Comb through the entries for "Hispanic" and pull out each line that holds it.

++++ Raw data ++++

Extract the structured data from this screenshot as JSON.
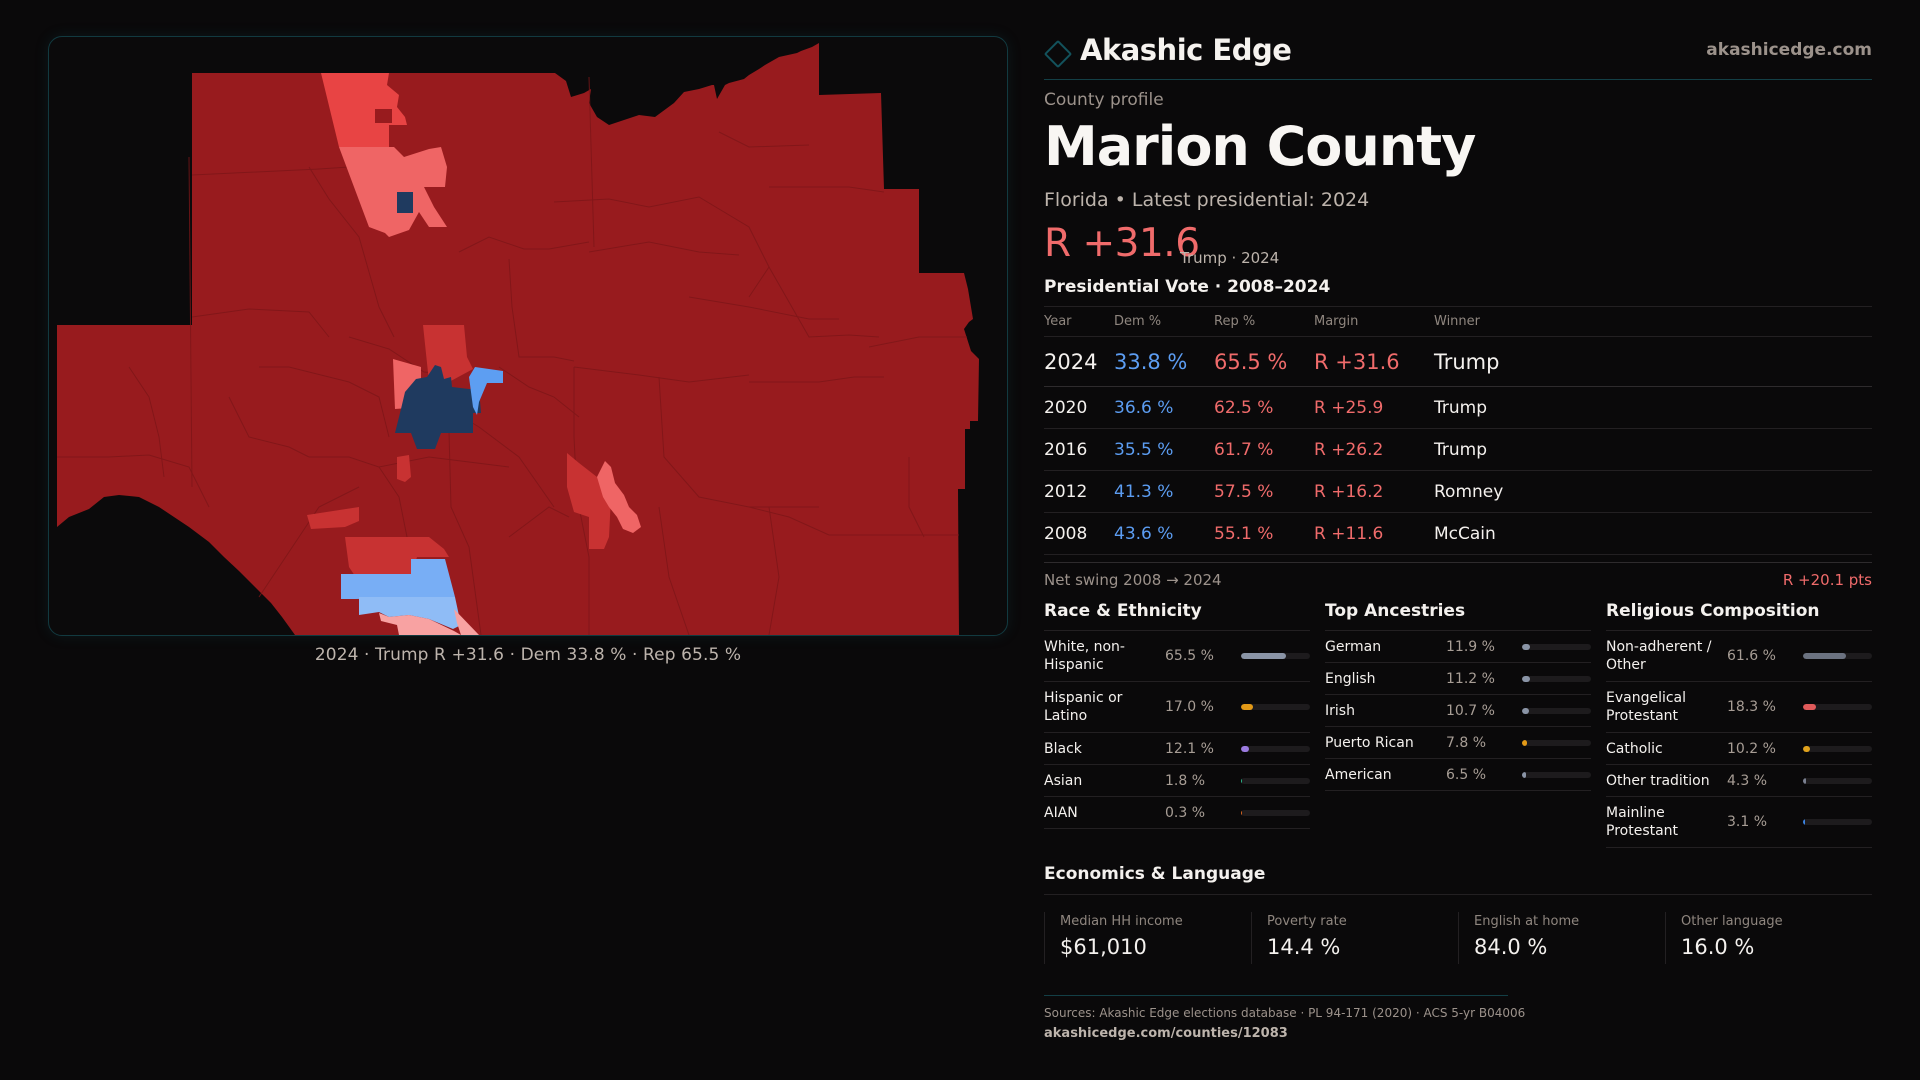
{
  "brand": {
    "name": "Akashic Edge",
    "icon": "diamond-icon",
    "site": "akashicedge.com"
  },
  "profile": {
    "eyebrow": "County profile",
    "title": "Marion County",
    "subtitle": "Florida • Latest presidential: 2024",
    "margin": "R +31.6",
    "margin_sub": "Trump · 2024"
  },
  "colors": {
    "rep": "#f06b6b",
    "dem": "#5c9df2",
    "accent": "#13525c",
    "map_rep_strong": "#981b1e",
    "map_rep_med": "#c83232",
    "map_rep_light": "#ef6565",
    "map_rep_lean": "#e84444",
    "map_rep_tilt": "#f8a2a2",
    "map_dem_strong": "#1f3a5f",
    "map_dem_med": "#5d9ef2",
    "map_dem_light": "#8fbcf6"
  },
  "map": {
    "caption": "2024 · Trump R +31.6 · Dem 33.8 % · Rep 65.5 %"
  },
  "results": {
    "title": "Presidential Vote · 2008–2024",
    "headers": [
      "Year",
      "Dem %",
      "Rep %",
      "Margin",
      "Winner"
    ],
    "rows": [
      {
        "year": "2024",
        "dem": "33.8 %",
        "rep": "65.5 %",
        "margin": "R +31.6",
        "winner": "Trump"
      },
      {
        "year": "2020",
        "dem": "36.6 %",
        "rep": "62.5 %",
        "margin": "R +25.9",
        "winner": "Trump"
      },
      {
        "year": "2016",
        "dem": "35.5 %",
        "rep": "61.7 %",
        "margin": "R +26.2",
        "winner": "Trump"
      },
      {
        "year": "2012",
        "dem": "41.3 %",
        "rep": "57.5 %",
        "margin": "R +16.2",
        "winner": "Romney"
      },
      {
        "year": "2008",
        "dem": "43.6 %",
        "rep": "55.1 %",
        "margin": "R +11.6",
        "winner": "McCain"
      }
    ],
    "swing_label": "Net swing 2008 → 2024",
    "swing_value": "R +20.1 pts"
  },
  "race": {
    "title": "Race & Ethnicity",
    "items": [
      {
        "label": "White, non-Hispanic",
        "value": "65.5 %",
        "pct": 65.5,
        "color": "#8a94a6"
      },
      {
        "label": "Hispanic or Latino",
        "value": "17.0 %",
        "pct": 17.0,
        "color": "#e39a17"
      },
      {
        "label": "Black",
        "value": "12.1 %",
        "pct": 12.1,
        "color": "#9b7be0"
      },
      {
        "label": "Asian",
        "value": "1.8 %",
        "pct": 1.8,
        "color": "#2bb58a"
      },
      {
        "label": "AIAN",
        "value": "0.3 %",
        "pct": 0.3,
        "color": "#d9651f"
      }
    ]
  },
  "ancestry": {
    "title": "Top Ancestries",
    "items": [
      {
        "label": "German",
        "value": "11.9 %",
        "pct": 11.9,
        "color": "#8a94a6"
      },
      {
        "label": "English",
        "value": "11.2 %",
        "pct": 11.2,
        "color": "#8a94a6"
      },
      {
        "label": "Irish",
        "value": "10.7 %",
        "pct": 10.7,
        "color": "#8a94a6"
      },
      {
        "label": "Puerto Rican",
        "value": "7.8 %",
        "pct": 7.8,
        "color": "#e39a17"
      },
      {
        "label": "American",
        "value": "6.5 %",
        "pct": 6.5,
        "color": "#8a94a6"
      }
    ]
  },
  "religion": {
    "title": "Religious Composition",
    "items": [
      {
        "label": "Non-adherent / Other",
        "value": "61.6 %",
        "pct": 61.6,
        "color": "#6b7280"
      },
      {
        "label": "Evangelical Protestant",
        "value": "18.3 %",
        "pct": 18.3,
        "color": "#e05a5a"
      },
      {
        "label": "Catholic",
        "value": "10.2 %",
        "pct": 10.2,
        "color": "#e0a21c"
      },
      {
        "label": "Other tradition",
        "value": "4.3 %",
        "pct": 4.3,
        "color": "#7a8090"
      },
      {
        "label": "Mainline Protestant",
        "value": "3.1 %",
        "pct": 3.1,
        "color": "#3b82e0"
      }
    ]
  },
  "economics": {
    "title": "Economics & Language",
    "cards": [
      {
        "label": "Median HH income",
        "value": "$61,010"
      },
      {
        "label": "Poverty rate",
        "value": "14.4 %"
      },
      {
        "label": "English at home",
        "value": "84.0 %"
      },
      {
        "label": "Other language",
        "value": "16.0 %"
      }
    ]
  },
  "footer": {
    "sources": "Sources: Akashic Edge elections database · PL 94-171 (2020) · ACS 5-yr B04006",
    "url": "akashicedge.com/counties/12083"
  }
}
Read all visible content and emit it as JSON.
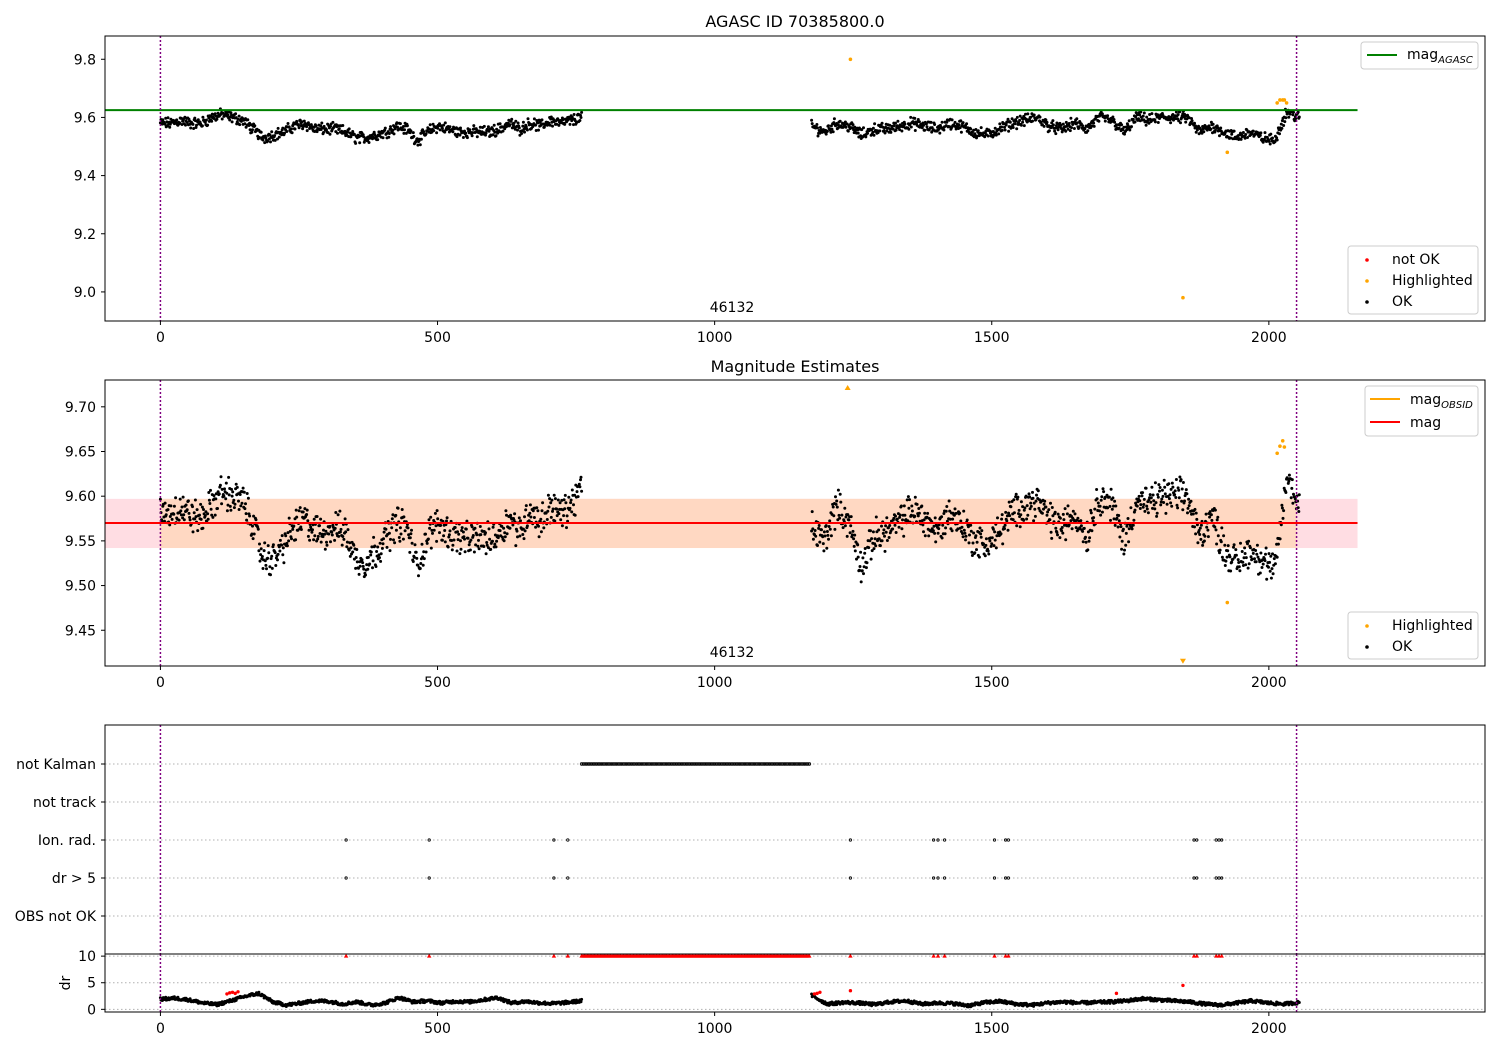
{
  "chart_data": [
    {
      "type": "scatter",
      "title": "AGASC ID 70385800.0",
      "annotation": "46132",
      "xlim": [
        -100,
        2390
      ],
      "ylim": [
        8.9,
        9.88
      ],
      "xticks": [
        0,
        500,
        1000,
        1500,
        2000
      ],
      "yticks": [
        9.0,
        9.2,
        9.4,
        9.6,
        9.8
      ],
      "vlines": [
        0,
        2050
      ],
      "hline": {
        "name": "mag_AGASC",
        "label_main": "mag",
        "label_sub": "AGASC",
        "y": 9.625,
        "x_range": [
          -100,
          2160
        ],
        "color": "#008000"
      },
      "scatter_legend": [
        {
          "name": "not OK",
          "color": "#ff0000"
        },
        {
          "name": "Highlighted",
          "color": "#ffa500"
        },
        {
          "name": "OK",
          "color": "#000000"
        }
      ],
      "ok_segments": [
        {
          "x0": 0,
          "x1": 760,
          "levels": [
            9.58,
            9.58,
            9.59,
            9.58,
            9.58,
            9.6,
            9.61,
            9.6,
            9.59,
            9.56,
            9.53,
            9.54,
            9.55,
            9.57,
            9.58,
            9.56,
            9.56,
            9.56,
            9.55,
            9.53,
            9.53,
            9.54,
            9.55,
            9.57,
            9.56,
            9.52,
            9.55,
            9.57,
            9.56,
            9.55,
            9.55,
            9.55,
            9.55,
            9.56,
            9.58,
            9.56,
            9.58,
            9.57,
            9.59,
            9.58,
            9.59,
            9.6
          ]
        },
        {
          "x0": 1175,
          "x1": 2055,
          "levels": [
            9.57,
            9.55,
            9.58,
            9.57,
            9.54,
            9.56,
            9.56,
            9.57,
            9.58,
            9.57,
            9.56,
            9.58,
            9.57,
            9.55,
            9.54,
            9.56,
            9.58,
            9.59,
            9.6,
            9.57,
            9.56,
            9.58,
            9.56,
            9.6,
            9.59,
            9.55,
            9.6,
            9.59,
            9.6,
            9.6,
            9.6,
            9.55,
            9.57,
            9.55,
            9.53,
            9.55,
            9.53,
            9.52,
            9.62,
            9.6
          ]
        }
      ],
      "highlighted_points": [
        {
          "x": 1245,
          "y": 9.8
        },
        {
          "x": 1925,
          "y": 9.48
        },
        {
          "x": 1845,
          "y": 8.98
        },
        {
          "x": 2015,
          "y": 9.65
        },
        {
          "x": 2020,
          "y": 9.66
        },
        {
          "x": 2025,
          "y": 9.66
        },
        {
          "x": 2028,
          "y": 9.66
        },
        {
          "x": 2032,
          "y": 9.65
        }
      ]
    },
    {
      "type": "scatter",
      "title": "Magnitude Estimates",
      "annotation": "46132",
      "xlim": [
        -100,
        2390
      ],
      "ylim": [
        9.41,
        9.73
      ],
      "xticks": [
        0,
        500,
        1000,
        1500,
        2000
      ],
      "yticks": [
        9.45,
        9.5,
        9.55,
        9.6,
        9.65,
        9.7
      ],
      "vlines": [
        0,
        2050
      ],
      "band_outer": {
        "y0": 9.542,
        "y1": 9.597,
        "x_range": [
          -100,
          2160
        ],
        "color": "#ffdde3"
      },
      "band_inner": {
        "y0": 9.542,
        "y1": 9.597,
        "x_range": [
          0,
          2050
        ],
        "color": "#ffd8c2"
      },
      "hline": {
        "name": "mag",
        "y": 9.57,
        "x_range": [
          -100,
          2160
        ],
        "color": "#ff0000"
      },
      "line_legend": [
        {
          "name": "mag_OBSID",
          "label_main": "mag",
          "label_sub": "OBSID",
          "color": "#ffa500"
        },
        {
          "name": "mag",
          "label_main": "mag",
          "color": "#ff0000"
        }
      ],
      "scatter_legend": [
        {
          "name": "Highlighted",
          "color": "#ffa500"
        },
        {
          "name": "OK",
          "color": "#000000"
        }
      ],
      "ok_segments": [
        {
          "x0": 0,
          "x1": 760,
          "levels": [
            9.58,
            9.582,
            9.588,
            9.578,
            9.575,
            9.59,
            9.605,
            9.6,
            9.595,
            9.57,
            9.53,
            9.53,
            9.545,
            9.565,
            9.575,
            9.56,
            9.56,
            9.565,
            9.56,
            9.53,
            9.525,
            9.54,
            9.555,
            9.57,
            9.565,
            9.52,
            9.555,
            9.57,
            9.56,
            9.555,
            9.55,
            9.555,
            9.55,
            9.56,
            9.575,
            9.56,
            9.585,
            9.57,
            9.59,
            9.58,
            9.59,
            9.61
          ]
        },
        {
          "x0": 1175,
          "x1": 2055,
          "levels": [
            9.565,
            9.55,
            9.59,
            9.57,
            9.52,
            9.555,
            9.56,
            9.57,
            9.585,
            9.575,
            9.56,
            9.58,
            9.57,
            9.55,
            9.545,
            9.56,
            9.58,
            9.59,
            9.595,
            9.575,
            9.565,
            9.58,
            9.555,
            9.6,
            9.59,
            9.55,
            9.595,
            9.59,
            9.6,
            9.6,
            9.6,
            9.555,
            9.58,
            9.54,
            9.525,
            9.54,
            9.53,
            9.515,
            9.62,
            9.59
          ]
        }
      ],
      "highlighted_points": [
        {
          "x": 1240,
          "y": 9.725,
          "marker": "^"
        },
        {
          "x": 1925,
          "y": 9.481
        },
        {
          "x": 1845,
          "y": 9.412,
          "marker": "v"
        },
        {
          "x": 2015,
          "y": 9.648
        },
        {
          "x": 2020,
          "y": 9.656
        },
        {
          "x": 2025,
          "y": 9.662
        },
        {
          "x": 2028,
          "y": 9.655
        }
      ]
    },
    {
      "type": "scatter",
      "title": "",
      "xlim": [
        -100,
        2390
      ],
      "xticks": [
        0,
        500,
        1000,
        1500,
        2000
      ],
      "vlines": [
        0,
        2050
      ],
      "flag_rows": [
        "not Kalman",
        "not track",
        "Ion. rad.",
        "dr > 5",
        "OBS not OK"
      ],
      "flags": {
        "not Kalman": {
          "ranges": [
            [
              760,
              1172
            ]
          ]
        },
        "not track": {
          "x": []
        },
        "Ion. rad.": {
          "x": [
            335,
            485,
            710,
            735,
            1245,
            1395,
            1403,
            1415,
            1505,
            1525,
            1530,
            1865,
            1870,
            1905,
            1910,
            1915
          ]
        },
        "dr > 5": {
          "x": [
            335,
            485,
            710,
            735,
            1245,
            1395,
            1403,
            1415,
            1505,
            1525,
            1530,
            1865,
            1870,
            1905,
            1910,
            1915
          ]
        },
        "OBS not OK": {
          "x": []
        }
      }
    },
    {
      "type": "scatter",
      "title": "",
      "ylabel": "dr",
      "xlim": [
        -100,
        2390
      ],
      "ylim": [
        -0.5,
        10.4
      ],
      "xticks": [
        0,
        500,
        1000,
        1500,
        2000
      ],
      "yticks": [
        0,
        5,
        10
      ],
      "vlines": [
        0,
        2050
      ],
      "clip_value": 10,
      "red_clipped_x": [
        335,
        485,
        710,
        735,
        1245,
        1395,
        1403,
        1415,
        1505,
        1525,
        1530,
        1865,
        1870,
        1905,
        1910,
        1915
      ],
      "red_clipped_range": [
        760,
        1172
      ],
      "dr_segments": [
        {
          "x0": 0,
          "x1": 760,
          "levels": [
            1.9,
            2.1,
            1.8,
            1.2,
            0.9,
            1.6,
            2.4,
            3.0,
            1.4,
            0.8,
            1.2,
            1.6,
            1.5,
            1.0,
            1.4,
            0.8,
            1.2,
            2.2,
            1.4,
            1.6,
            1.2,
            1.5,
            1.4,
            1.8,
            2.2,
            1.2,
            1.5,
            1.2,
            1.1,
            1.3,
            1.6
          ]
        },
        {
          "x0": 1175,
          "x1": 2055,
          "levels": [
            2.6,
            1.0,
            1.3,
            1.2,
            0.9,
            1.4,
            1.6,
            1.0,
            1.2,
            1.1,
            0.7,
            1.3,
            1.5,
            1.0,
            0.8,
            1.2,
            1.4,
            1.2,
            1.3,
            1.4,
            1.6,
            2.0,
            1.8,
            1.6,
            1.4,
            1.0,
            0.8,
            1.2,
            1.6,
            1.2,
            1.0,
            1.3
          ]
        }
      ],
      "red_points": [
        {
          "x": 120,
          "y": 2.9
        },
        {
          "x": 125,
          "y": 3.1
        },
        {
          "x": 130,
          "y": 3.2
        },
        {
          "x": 135,
          "y": 3.0
        },
        {
          "x": 140,
          "y": 3.3
        },
        {
          "x": 1180,
          "y": 2.9
        },
        {
          "x": 1185,
          "y": 3.0
        },
        {
          "x": 1190,
          "y": 3.2
        },
        {
          "x": 1245,
          "y": 3.5
        },
        {
          "x": 1725,
          "y": 3.0
        },
        {
          "x": 1845,
          "y": 4.5
        }
      ]
    }
  ]
}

++++

• **Exercise solution**:
        "label": "White, non-Hispanic",
        "label": "Hispanic or Latino",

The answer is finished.